Aim:
Without omitting anything, retype the data that follows.
— Start —
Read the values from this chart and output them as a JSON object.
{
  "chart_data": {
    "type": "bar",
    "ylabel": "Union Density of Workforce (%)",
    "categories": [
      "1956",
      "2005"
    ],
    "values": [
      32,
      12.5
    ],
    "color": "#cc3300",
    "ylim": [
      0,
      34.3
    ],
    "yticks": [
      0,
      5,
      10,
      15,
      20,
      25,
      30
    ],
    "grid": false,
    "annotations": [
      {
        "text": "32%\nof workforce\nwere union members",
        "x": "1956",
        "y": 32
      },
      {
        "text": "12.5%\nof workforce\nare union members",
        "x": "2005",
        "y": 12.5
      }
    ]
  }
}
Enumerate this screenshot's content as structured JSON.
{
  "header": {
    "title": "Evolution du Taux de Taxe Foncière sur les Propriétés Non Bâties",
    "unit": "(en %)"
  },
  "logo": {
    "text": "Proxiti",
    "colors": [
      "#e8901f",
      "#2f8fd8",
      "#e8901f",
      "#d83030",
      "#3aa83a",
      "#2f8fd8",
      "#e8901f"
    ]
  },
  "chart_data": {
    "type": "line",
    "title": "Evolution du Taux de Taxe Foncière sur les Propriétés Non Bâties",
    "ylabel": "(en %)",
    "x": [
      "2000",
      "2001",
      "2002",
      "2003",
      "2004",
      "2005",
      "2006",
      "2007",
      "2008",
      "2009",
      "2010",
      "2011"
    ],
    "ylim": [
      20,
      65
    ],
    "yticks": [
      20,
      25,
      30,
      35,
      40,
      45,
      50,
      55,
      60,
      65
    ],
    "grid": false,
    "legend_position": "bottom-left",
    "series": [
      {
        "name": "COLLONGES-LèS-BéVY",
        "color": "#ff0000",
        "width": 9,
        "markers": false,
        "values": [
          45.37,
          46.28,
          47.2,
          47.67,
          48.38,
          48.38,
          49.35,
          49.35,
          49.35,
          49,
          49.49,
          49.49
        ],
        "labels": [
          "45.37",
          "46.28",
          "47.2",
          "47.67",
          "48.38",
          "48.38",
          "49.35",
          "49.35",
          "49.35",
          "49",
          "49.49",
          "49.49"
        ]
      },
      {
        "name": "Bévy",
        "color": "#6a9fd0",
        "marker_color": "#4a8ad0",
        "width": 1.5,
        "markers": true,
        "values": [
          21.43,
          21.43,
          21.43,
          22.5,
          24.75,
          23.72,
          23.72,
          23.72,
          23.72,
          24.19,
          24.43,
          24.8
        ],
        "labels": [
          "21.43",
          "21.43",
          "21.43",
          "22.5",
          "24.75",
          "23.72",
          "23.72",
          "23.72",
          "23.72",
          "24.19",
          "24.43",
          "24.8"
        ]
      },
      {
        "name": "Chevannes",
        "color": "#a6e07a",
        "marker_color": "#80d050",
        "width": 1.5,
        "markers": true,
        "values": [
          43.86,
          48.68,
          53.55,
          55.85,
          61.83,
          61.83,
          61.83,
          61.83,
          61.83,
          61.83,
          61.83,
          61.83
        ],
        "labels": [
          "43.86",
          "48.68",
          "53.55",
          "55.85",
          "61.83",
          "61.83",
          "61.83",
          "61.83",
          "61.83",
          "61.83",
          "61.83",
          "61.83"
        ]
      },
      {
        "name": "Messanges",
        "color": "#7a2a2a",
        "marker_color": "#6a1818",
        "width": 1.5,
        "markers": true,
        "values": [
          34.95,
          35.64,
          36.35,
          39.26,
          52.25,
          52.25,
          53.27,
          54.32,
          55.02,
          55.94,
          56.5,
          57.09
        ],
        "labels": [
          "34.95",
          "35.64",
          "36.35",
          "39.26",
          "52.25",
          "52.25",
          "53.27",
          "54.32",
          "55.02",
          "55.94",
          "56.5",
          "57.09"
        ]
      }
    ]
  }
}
— End —
Solution to this problem:
Read the values from this chart and output them as a JSON object.
{
  "chart_data": {
    "type": "bar",
    "ylabel": "Union Density of Workforce (%)",
    "categories": [
      "1956",
      "2005"
    ],
    "values": [
      32,
      12.5
    ],
    "color": "#cc3300",
    "ylim": [
      0,
      34.3
    ],
    "yticks": [
      0,
      5,
      10,
      15,
      20,
      25,
      30
    ],
    "grid": false,
    "annotations": [
      {
        "text": "32%\nof workforce\nwere union members",
        "x": "1956",
        "y": 32
      },
      {
        "text": "12.5%\nof workforce\nare union members",
        "x": "2005",
        "y": 12.5
      }
    ]
  }
}
Enumerate this screenshot's content as structured JSON.
{
  "header": {
    "title": "Evolution du Taux de Taxe Foncière sur les Propriétés Non Bâties",
    "unit": "(en %)"
  },
  "logo": {
    "text": "Proxiti",
    "colors": [
      "#e8901f",
      "#2f8fd8",
      "#e8901f",
      "#d83030",
      "#3aa83a",
      "#2f8fd8",
      "#e8901f"
    ]
  },
  "chart_data": {
    "type": "line",
    "title": "Evolution du Taux de Taxe Foncière sur les Propriétés Non Bâties",
    "ylabel": "(en %)",
    "x": [
      "2000",
      "2001",
      "2002",
      "2003",
      "2004",
      "2005",
      "2006",
      "2007",
      "2008",
      "2009",
      "2010",
      "2011"
    ],
    "ylim": [
      20,
      65
    ],
    "yticks": [
      20,
      25,
      30,
      35,
      40,
      45,
      50,
      55,
      60,
      65
    ],
    "grid": false,
    "legend_position": "bottom-left",
    "series": [
      {
        "name": "COLLONGES-LèS-BéVY",
        "color": "#ff0000",
        "width": 9,
        "markers": false,
        "values": [
          45.37,
          46.28,
          47.2,
          47.67,
          48.38,
          48.38,
          49.35,
          49.35,
          49.35,
          49,
          49.49,
          49.49
        ],
        "labels": [
          "45.37",
          "46.28",
          "47.2",
          "47.67",
          "48.38",
          "48.38",
          "49.35",
          "49.35",
          "49.35",
          "49",
          "49.49",
          "49.49"
        ]
      },
      {
        "name": "Bévy",
        "color": "#6a9fd0",
        "marker_color": "#4a8ad0",
        "width": 1.5,
        "markers": true,
        "values": [
          21.43,
          21.43,
          21.43,
          22.5,
          24.75,
          23.72,
          23.72,
          23.72,
          23.72,
          24.19,
          24.43,
          24.8
        ],
        "labels": [
          "21.43",
          "21.43",
          "21.43",
          "22.5",
          "24.75",
          "23.72",
          "23.72",
          "23.72",
          "23.72",
          "24.19",
          "24.43",
          "24.8"
        ]
      },
      {
        "name": "Chevannes",
        "color": "#a6e07a",
        "marker_color": "#80d050",
        "width": 1.5,
        "markers": true,
        "values": [
          43.86,
          48.68,
          53.55,
          55.85,
          61.83,
          61.83,
          61.83,
          61.83,
          61.83,
          61.83,
          61.83,
          61.83
        ],
        "labels": [
          "43.86",
          "48.68",
          "53.55",
          "55.85",
          "61.83",
          "61.83",
          "61.83",
          "61.83",
          "61.83",
          "61.83",
          "61.83",
          "61.83"
        ]
      },
      {
        "name": "Messanges",
        "color": "#7a2a2a",
        "marker_color": "#6a1818",
        "width": 1.5,
        "markers": true,
        "values": [
          34.95,
          35.64,
          36.35,
          39.26,
          52.25,
          52.25,
          53.27,
          54.32,
          55.02,
          55.94,
          56.5,
          57.09
        ],
        "labels": [
          "34.95",
          "35.64",
          "36.35",
          "39.26",
          "52.25",
          "52.25",
          "53.27",
          "54.32",
          "55.02",
          "55.94",
          "56.5",
          "57.09"
        ]
      }
    ]
  }
}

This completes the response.